Stored data entries:
— start —

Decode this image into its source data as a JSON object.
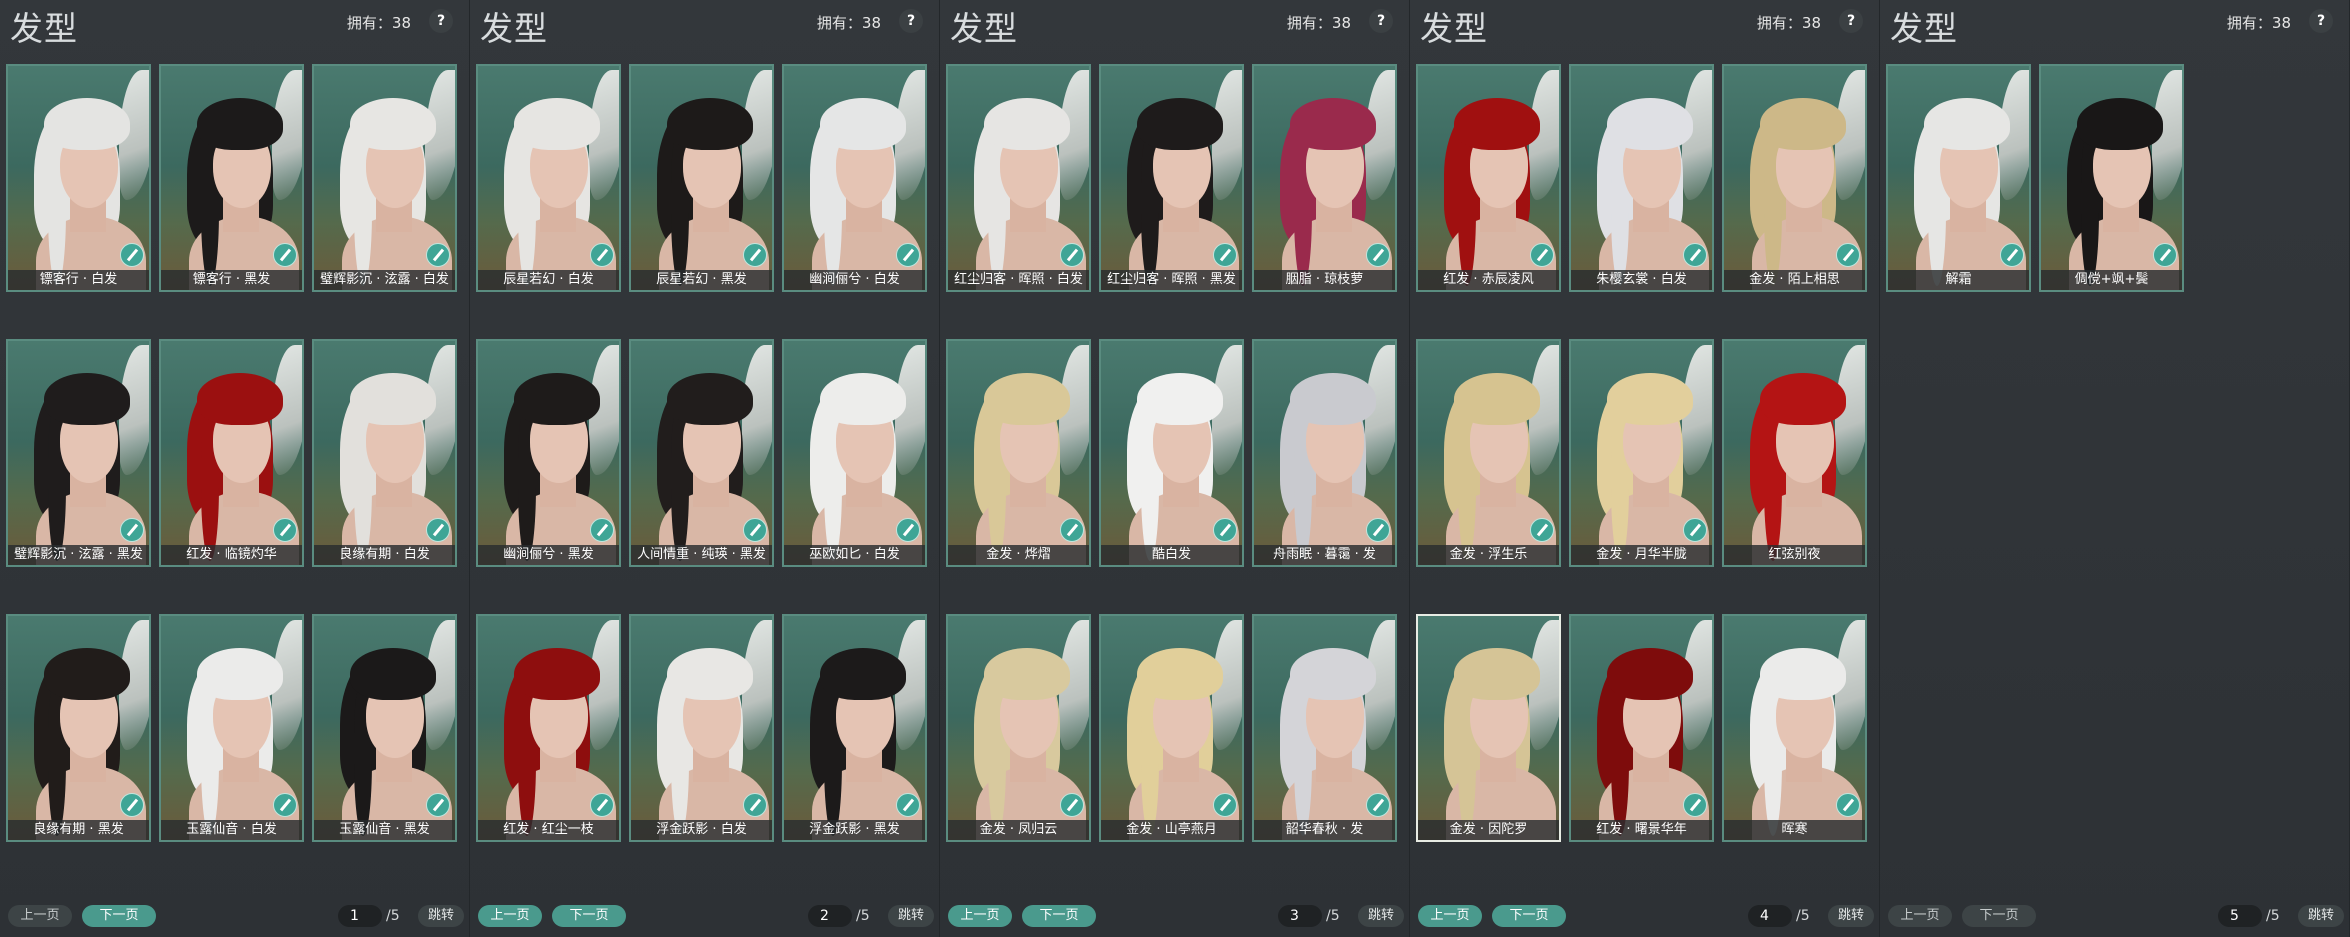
{
  "panel_title": "发型",
  "owned_text": "拥有：38",
  "help_label": "?",
  "prev_label": "上一页",
  "next_label": "下一页",
  "jump_label": "跳转",
  "total_pages": "/5",
  "colors": {
    "accent": "#4a9a8d",
    "card_border": "#5a8c80",
    "card_bg": "#3f6d63",
    "check": "#3fa596"
  },
  "pages": [
    {
      "page": "1",
      "items": [
        {
          "name": "镖客行 · 白发",
          "hair": "#e4e4e2",
          "owned": true
        },
        {
          "name": "镖客行 · 黑发",
          "hair": "#1c1a1a",
          "owned": true
        },
        {
          "name": "璧辉影沉 · 泫露 · 白发",
          "hair": "#e7e6e3",
          "owned": true
        },
        {
          "name": "璧辉影沉 · 泫露 · 黑发",
          "hair": "#1f1c1c",
          "owned": true
        },
        {
          "name": "红发 · 临镜灼华",
          "hair": "#9b1010",
          "owned": true
        },
        {
          "name": "良缘有期 · 白发",
          "hair": "#e2e0dc",
          "owned": true
        },
        {
          "name": "良缘有期 · 黑发",
          "hair": "#211c1a",
          "owned": true
        },
        {
          "name": "玉露仙音 · 白发",
          "hair": "#ebebea",
          "owned": true
        },
        {
          "name": "玉露仙音 · 黑发",
          "hair": "#1b1919",
          "owned": true
        }
      ]
    },
    {
      "page": "2",
      "items": [
        {
          "name": "辰星若幻 · 白发",
          "hair": "#e6e5e2",
          "owned": true
        },
        {
          "name": "辰星若幻 · 黑发",
          "hair": "#1d1a19",
          "owned": true
        },
        {
          "name": "幽涧俪兮 · 白发",
          "hair": "#e5e6e6",
          "owned": true
        },
        {
          "name": "幽涧俪兮 · 黑发",
          "hair": "#1e1b1a",
          "owned": true
        },
        {
          "name": "人间情重 · 纯瑛 · 黑发",
          "hair": "#211d1c",
          "owned": true
        },
        {
          "name": "巫欧如匕 · 白发",
          "hair": "#ededeb",
          "owned": true
        },
        {
          "name": "红发 · 红尘一枝",
          "hair": "#8e0e0e",
          "owned": true
        },
        {
          "name": "浮金跃影 · 白发",
          "hair": "#e8e7e4",
          "owned": true
        },
        {
          "name": "浮金跃影 · 黑发",
          "hair": "#1c1a1a",
          "owned": true
        }
      ]
    },
    {
      "page": "3",
      "items": [
        {
          "name": "红尘归客 · 晖照 · 白发",
          "hair": "#e6e5e3",
          "owned": true
        },
        {
          "name": "红尘归客 · 晖照 · 黑发",
          "hair": "#1e1b1b",
          "owned": true
        },
        {
          "name": "胭脂 · 琼枝萝",
          "hair": "#9a2a4c",
          "owned": true
        },
        {
          "name": "金发 · 烨熠",
          "hair": "#d9c898",
          "owned": true
        },
        {
          "name": "酷白发",
          "hair": "#f0f0ef",
          "owned": true
        },
        {
          "name": "舟雨眠 · 暮霭 · 发",
          "hair": "#c9cacf",
          "owned": true
        },
        {
          "name": "金发 · 凤归云",
          "hair": "#d8c99e",
          "owned": true
        },
        {
          "name": "金发 · 山亭燕月",
          "hair": "#e1cf9a",
          "owned": true
        },
        {
          "name": "韶华春秋 · 发",
          "hair": "#d4d4d8",
          "owned": true
        }
      ]
    },
    {
      "page": "4",
      "items": [
        {
          "name": "红发 · 赤辰凌风",
          "hair": "#a01010",
          "owned": true
        },
        {
          "name": "朱樱玄裳 · 白发",
          "hair": "#dfe0e4",
          "owned": true
        },
        {
          "name": "金发 · 陌上相思",
          "hair": "#cdb888",
          "owned": true
        },
        {
          "name": "金发 · 浮生乐",
          "hair": "#d6c390",
          "owned": true
        },
        {
          "name": "金发 · 月华半胧",
          "hair": "#e2cf9c",
          "owned": true
        },
        {
          "name": "红弦别夜",
          "hair": "#b41414",
          "owned": false
        },
        {
          "name": "金发 · 因陀罗",
          "hair": "#d5c496",
          "owned": false,
          "selected": true
        },
        {
          "name": "红发 · 曙景华年",
          "hair": "#7e0c0c",
          "owned": true
        },
        {
          "name": "晖寒",
          "hair": "#ebebea",
          "owned": true
        }
      ]
    },
    {
      "page": "5",
      "items": [
        {
          "name": "解霜",
          "hair": "#e6e6e4",
          "owned": true
        },
        {
          "name": "倜傥+飒+鬓",
          "hair": "#191717",
          "owned": true
        }
      ]
    }
  ]
}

— end —

Stated task:
Copy all the entries word for word. Omit any pictures.

Full output:
Decode this image into its source data as a JSON object.
{
  "panel_title": "发型",
  "owned_text": "拥有：38",
  "help_label": "?",
  "prev_label": "上一页",
  "next_label": "下一页",
  "jump_label": "跳转",
  "total_pages": "/5",
  "colors": {
    "accent": "#4a9a8d",
    "card_border": "#5a8c80",
    "card_bg": "#3f6d63",
    "check": "#3fa596"
  },
  "pages": [
    {
      "page": "1",
      "items": [
        {
          "name": "镖客行 · 白发",
          "hair": "#e4e4e2",
          "owned": true
        },
        {
          "name": "镖客行 · 黑发",
          "hair": "#1c1a1a",
          "owned": true
        },
        {
          "name": "璧辉影沉 · 泫露 · 白发",
          "hair": "#e7e6e3",
          "owned": true
        },
        {
          "name": "璧辉影沉 · 泫露 · 黑发",
          "hair": "#1f1c1c",
          "owned": true
        },
        {
          "name": "红发 · 临镜灼华",
          "hair": "#9b1010",
          "owned": true
        },
        {
          "name": "良缘有期 · 白发",
          "hair": "#e2e0dc",
          "owned": true
        },
        {
          "name": "良缘有期 · 黑发",
          "hair": "#211c1a",
          "owned": true
        },
        {
          "name": "玉露仙音 · 白发",
          "hair": "#ebebea",
          "owned": true
        },
        {
          "name": "玉露仙音 · 黑发",
          "hair": "#1b1919",
          "owned": true
        }
      ]
    },
    {
      "page": "2",
      "items": [
        {
          "name": "辰星若幻 · 白发",
          "hair": "#e6e5e2",
          "owned": true
        },
        {
          "name": "辰星若幻 · 黑发",
          "hair": "#1d1a19",
          "owned": true
        },
        {
          "name": "幽涧俪兮 · 白发",
          "hair": "#e5e6e6",
          "owned": true
        },
        {
          "name": "幽涧俪兮 · 黑发",
          "hair": "#1e1b1a",
          "owned": true
        },
        {
          "name": "人间情重 · 纯瑛 · 黑发",
          "hair": "#211d1c",
          "owned": true
        },
        {
          "name": "巫欧如匕 · 白发",
          "hair": "#ededeb",
          "owned": true
        },
        {
          "name": "红发 · 红尘一枝",
          "hair": "#8e0e0e",
          "owned": true
        },
        {
          "name": "浮金跃影 · 白发",
          "hair": "#e8e7e4",
          "owned": true
        },
        {
          "name": "浮金跃影 · 黑发",
          "hair": "#1c1a1a",
          "owned": true
        }
      ]
    },
    {
      "page": "3",
      "items": [
        {
          "name": "红尘归客 · 晖照 · 白发",
          "hair": "#e6e5e3",
          "owned": true
        },
        {
          "name": "红尘归客 · 晖照 · 黑发",
          "hair": "#1e1b1b",
          "owned": true
        },
        {
          "name": "胭脂 · 琼枝萝",
          "hair": "#9a2a4c",
          "owned": true
        },
        {
          "name": "金发 · 烨熠",
          "hair": "#d9c898",
          "owned": true
        },
        {
          "name": "酷白发",
          "hair": "#f0f0ef",
          "owned": true
        },
        {
          "name": "舟雨眠 · 暮霭 · 发",
          "hair": "#c9cacf",
          "owned": true
        },
        {
          "name": "金发 · 凤归云",
          "hair": "#d8c99e",
          "owned": true
        },
        {
          "name": "金发 · 山亭燕月",
          "hair": "#e1cf9a",
          "owned": true
        },
        {
          "name": "韶华春秋 · 发",
          "hair": "#d4d4d8",
          "owned": true
        }
      ]
    },
    {
      "page": "4",
      "items": [
        {
          "name": "红发 · 赤辰凌风",
          "hair": "#a01010",
          "owned": true
        },
        {
          "name": "朱樱玄裳 · 白发",
          "hair": "#dfe0e4",
          "owned": true
        },
        {
          "name": "金发 · 陌上相思",
          "hair": "#cdb888",
          "owned": true
        },
        {
          "name": "金发 · 浮生乐",
          "hair": "#d6c390",
          "owned": true
        },
        {
          "name": "金发 · 月华半胧",
          "hair": "#e2cf9c",
          "owned": true
        },
        {
          "name": "红弦别夜",
          "hair": "#b41414",
          "owned": false
        },
        {
          "name": "金发 · 因陀罗",
          "hair": "#d5c496",
          "owned": false,
          "selected": true
        },
        {
          "name": "红发 · 曙景华年",
          "hair": "#7e0c0c",
          "owned": true
        },
        {
          "name": "晖寒",
          "hair": "#ebebea",
          "owned": true
        }
      ]
    },
    {
      "page": "5",
      "items": [
        {
          "name": "解霜",
          "hair": "#e6e6e4",
          "owned": true
        },
        {
          "name": "倜傥+飒+鬓",
          "hair": "#191717",
          "owned": true
        }
      ]
    }
  ]
}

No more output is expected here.